GIVEN TASK:
Examine the records and identify each line that includes the string "Invăţământ". Copy those lines.

PROVIDED DATA:
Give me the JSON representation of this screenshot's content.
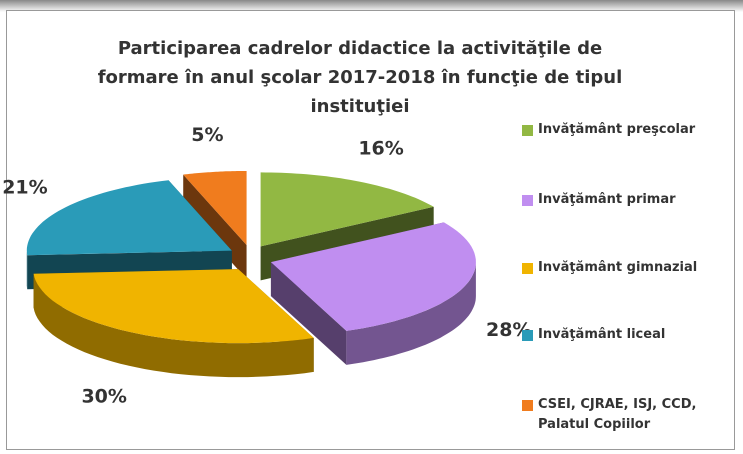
{
  "chart_data": {
    "type": "pie3d",
    "title": "Participarea cadrelor didactice la activităţile de formare în anul şcolar 2017-2018 în funcţie de tipul instituţiei",
    "categories": [
      "Invăţământ preşcolar",
      "Invăţământ  primar",
      "Invăţământ gimnazial",
      "Invăţământ liceal",
      "CSEI, CJRAE, ISJ, CCD, Palatul Copiilor"
    ],
    "values": [
      16,
      28,
      30,
      21,
      5
    ],
    "value_labels": [
      "16%",
      "28%",
      "30%",
      "21%",
      "5%"
    ],
    "colors": [
      "#92b843",
      "#c08ef0",
      "#f0b400",
      "#2a9bb8",
      "#f07c1e"
    ],
    "legend": "right"
  }
}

RESULT OF THIS TASK:
      "Invăţământ preşcolar",
      "Invăţământ  primar",
      "Invăţământ gimnazial",
      "Invăţământ liceal",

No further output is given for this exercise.